=== The records ===
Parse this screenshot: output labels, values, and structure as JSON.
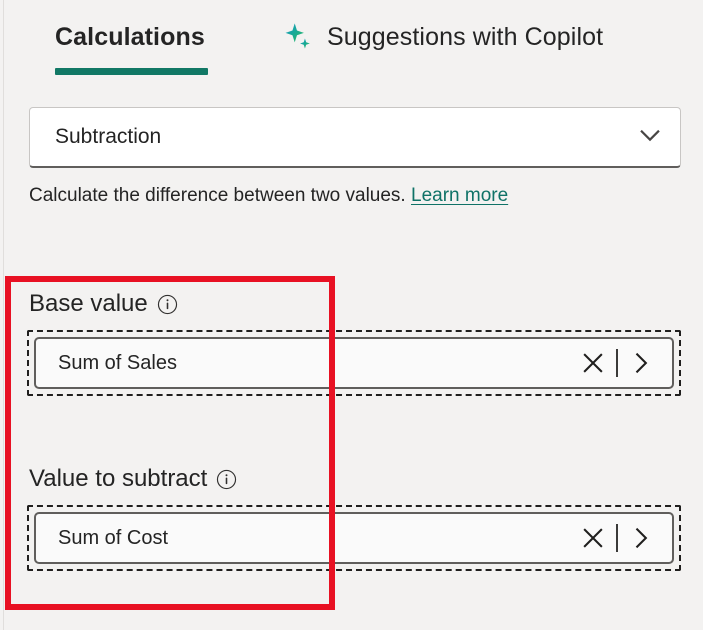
{
  "panel": {
    "background_color": "#f3f2f1",
    "accent_color": "#117865",
    "annotation_color": "#e81123"
  },
  "tabs": [
    {
      "id": "calculations",
      "label": "Calculations",
      "selected": true,
      "icon": null
    },
    {
      "id": "suggestions-with-copilot",
      "label": "Suggestions with Copilot",
      "selected": false,
      "icon": "copilot-sparkle-icon"
    }
  ],
  "calculation_type": {
    "selected": "Subtraction",
    "chevron_icon": "chevron-down-icon"
  },
  "description": {
    "text": "Calculate the difference between two values.",
    "link_label": "Learn more",
    "link_color": "#0f7267"
  },
  "fields": [
    {
      "id": "base-value",
      "label": "Base value",
      "info_icon": "info-icon",
      "value": "Sum of Sales",
      "clear_icon": "clear-icon",
      "expand_icon": "chevron-right-icon",
      "focused": true
    },
    {
      "id": "value-to-subtract",
      "label": "Value to subtract",
      "info_icon": "info-icon",
      "value": "Sum of Cost",
      "clear_icon": "clear-icon",
      "expand_icon": "chevron-right-icon",
      "focused": true
    }
  ]
}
===
## Problem description
Make an exact copy of all entries above, dropping the images.

## Solution
Parse this screenshot: output labels, values, and structure as JSON.
{
  "panel": {
    "background_color": "#f3f2f1",
    "accent_color": "#117865",
    "annotation_color": "#e81123"
  },
  "tabs": [
    {
      "id": "calculations",
      "label": "Calculations",
      "selected": true,
      "icon": null
    },
    {
      "id": "suggestions-with-copilot",
      "label": "Suggestions with Copilot",
      "selected": false,
      "icon": "copilot-sparkle-icon"
    }
  ],
  "calculation_type": {
    "selected": "Subtraction",
    "chevron_icon": "chevron-down-icon"
  },
  "description": {
    "text": "Calculate the difference between two values.",
    "link_label": "Learn more",
    "link_color": "#0f7267"
  },
  "fields": [
    {
      "id": "base-value",
      "label": "Base value",
      "info_icon": "info-icon",
      "value": "Sum of Sales",
      "clear_icon": "clear-icon",
      "expand_icon": "chevron-right-icon",
      "focused": true
    },
    {
      "id": "value-to-subtract",
      "label": "Value to subtract",
      "info_icon": "info-icon",
      "value": "Sum of Cost",
      "clear_icon": "clear-icon",
      "expand_icon": "chevron-right-icon",
      "focused": true
    }
  ]
}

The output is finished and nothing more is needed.